======== DATA ENTRIES

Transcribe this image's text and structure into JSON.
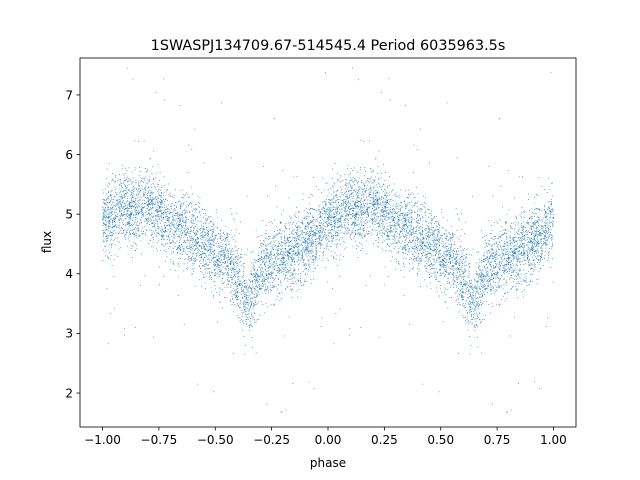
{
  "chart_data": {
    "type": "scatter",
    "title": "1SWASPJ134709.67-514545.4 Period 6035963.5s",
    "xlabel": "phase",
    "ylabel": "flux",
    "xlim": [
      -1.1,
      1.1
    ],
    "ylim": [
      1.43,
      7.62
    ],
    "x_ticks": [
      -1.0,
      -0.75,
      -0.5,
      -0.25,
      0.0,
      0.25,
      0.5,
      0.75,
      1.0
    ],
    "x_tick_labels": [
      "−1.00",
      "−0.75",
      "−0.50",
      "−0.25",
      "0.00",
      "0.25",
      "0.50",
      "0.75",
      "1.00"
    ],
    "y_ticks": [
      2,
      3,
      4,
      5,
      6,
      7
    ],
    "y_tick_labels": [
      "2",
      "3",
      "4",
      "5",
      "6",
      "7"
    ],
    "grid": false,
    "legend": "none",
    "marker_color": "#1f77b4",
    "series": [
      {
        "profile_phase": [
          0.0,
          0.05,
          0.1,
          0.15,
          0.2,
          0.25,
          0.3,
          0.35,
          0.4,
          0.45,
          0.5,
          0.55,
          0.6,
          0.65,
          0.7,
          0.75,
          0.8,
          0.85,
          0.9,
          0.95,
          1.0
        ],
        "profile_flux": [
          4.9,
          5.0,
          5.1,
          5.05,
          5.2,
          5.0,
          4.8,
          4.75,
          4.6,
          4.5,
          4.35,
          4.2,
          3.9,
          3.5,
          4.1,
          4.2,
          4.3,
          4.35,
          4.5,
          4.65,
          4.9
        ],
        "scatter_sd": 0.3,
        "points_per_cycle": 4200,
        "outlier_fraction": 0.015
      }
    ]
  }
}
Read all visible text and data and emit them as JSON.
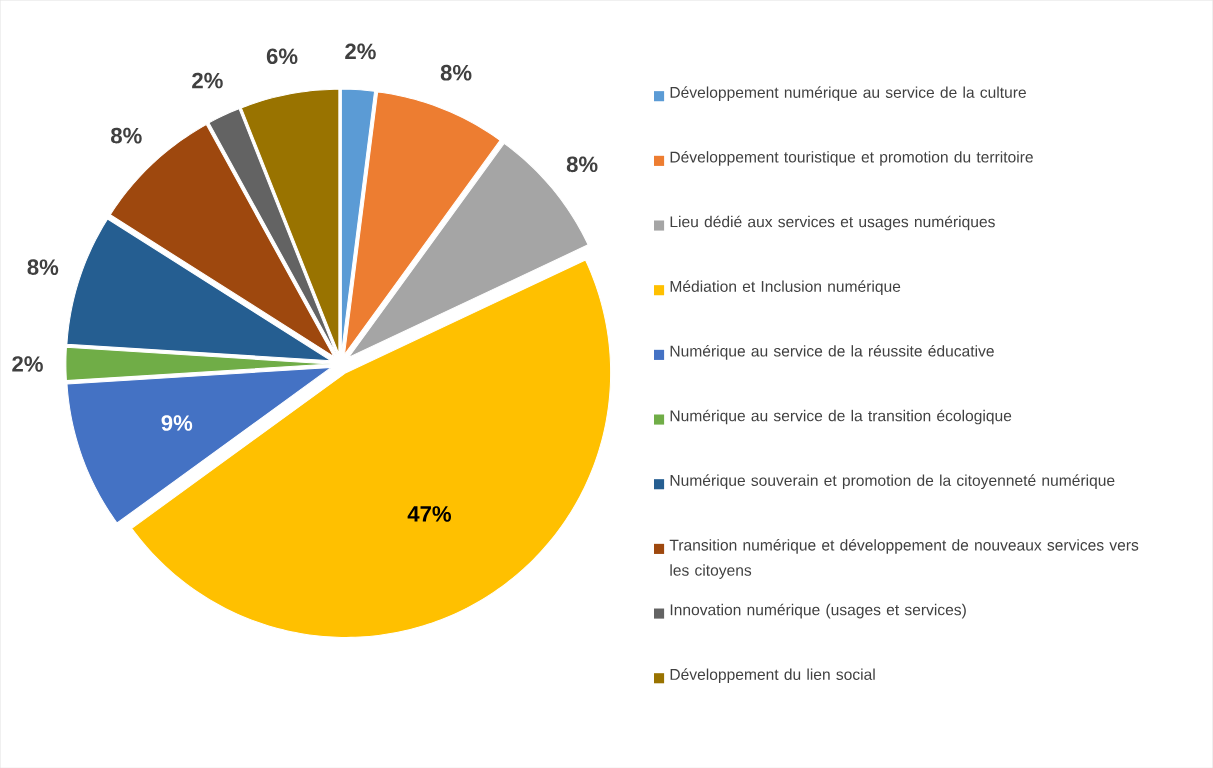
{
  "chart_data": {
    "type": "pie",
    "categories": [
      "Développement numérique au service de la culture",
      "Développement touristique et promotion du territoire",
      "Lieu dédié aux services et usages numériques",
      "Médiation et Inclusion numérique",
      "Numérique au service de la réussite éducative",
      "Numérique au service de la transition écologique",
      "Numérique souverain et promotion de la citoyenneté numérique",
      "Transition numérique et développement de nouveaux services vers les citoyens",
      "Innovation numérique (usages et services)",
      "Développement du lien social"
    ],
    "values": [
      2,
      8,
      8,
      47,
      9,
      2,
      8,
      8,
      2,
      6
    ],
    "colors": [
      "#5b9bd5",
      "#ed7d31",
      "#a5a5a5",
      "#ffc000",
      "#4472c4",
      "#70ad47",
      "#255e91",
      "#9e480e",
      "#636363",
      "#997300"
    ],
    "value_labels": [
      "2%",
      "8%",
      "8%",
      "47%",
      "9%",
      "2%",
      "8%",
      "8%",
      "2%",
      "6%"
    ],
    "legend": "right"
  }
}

================

### TASK DETAILS
Output, exactly, all the records above; include no pictures.

### OUTPUT FOR THIS TASK
Transcribe this image's text and structure into JSON.
{
  "chart_data": {
    "type": "scatter",
    "title": "1SWASPJ134709.67-514545.4 Period 6035963.5s",
    "xlabel": "phase",
    "ylabel": "flux",
    "xlim": [
      -1.1,
      1.1
    ],
    "ylim": [
      1.43,
      7.62
    ],
    "x_ticks": [
      -1.0,
      -0.75,
      -0.5,
      -0.25,
      0.0,
      0.25,
      0.5,
      0.75,
      1.0
    ],
    "x_tick_labels": [
      "−1.00",
      "−0.75",
      "−0.50",
      "−0.25",
      "0.00",
      "0.25",
      "0.50",
      "0.75",
      "1.00"
    ],
    "y_ticks": [
      2,
      3,
      4,
      5,
      6,
      7
    ],
    "y_tick_labels": [
      "2",
      "3",
      "4",
      "5",
      "6",
      "7"
    ],
    "grid": false,
    "legend": "none",
    "marker_color": "#1f77b4",
    "series": [
      {
        "profile_phase": [
          0.0,
          0.05,
          0.1,
          0.15,
          0.2,
          0.25,
          0.3,
          0.35,
          0.4,
          0.45,
          0.5,
          0.55,
          0.6,
          0.65,
          0.7,
          0.75,
          0.8,
          0.85,
          0.9,
          0.95,
          1.0
        ],
        "profile_flux": [
          4.9,
          5.0,
          5.1,
          5.05,
          5.2,
          5.0,
          4.8,
          4.75,
          4.6,
          4.5,
          4.35,
          4.2,
          3.9,
          3.5,
          4.1,
          4.2,
          4.3,
          4.35,
          4.5,
          4.65,
          4.9
        ],
        "scatter_sd": 0.3,
        "points_per_cycle": 4200,
        "outlier_fraction": 0.015
      }
    ]
  }
}
Read all visible text and data and emit them as JSON.
{
  "chart_data": {
    "type": "pie",
    "categories": [
      "Développement numérique au service de la culture",
      "Développement touristique et promotion du territoire",
      "Lieu dédié aux services et usages numériques",
      "Médiation et Inclusion numérique",
      "Numérique au service de la réussite éducative",
      "Numérique au service de la transition écologique",
      "Numérique souverain et promotion de la citoyenneté numérique",
      "Transition numérique et développement de nouveaux services vers les citoyens",
      "Innovation numérique (usages et services)",
      "Développement du lien social"
    ],
    "values": [
      2,
      8,
      8,
      47,
      9,
      2,
      8,
      8,
      2,
      6
    ],
    "colors": [
      "#5b9bd5",
      "#ed7d31",
      "#a5a5a5",
      "#ffc000",
      "#4472c4",
      "#70ad47",
      "#255e91",
      "#9e480e",
      "#636363",
      "#997300"
    ],
    "value_labels": [
      "2%",
      "8%",
      "8%",
      "47%",
      "9%",
      "2%",
      "8%",
      "8%",
      "2%",
      "6%"
    ],
    "legend": "right"
  }
}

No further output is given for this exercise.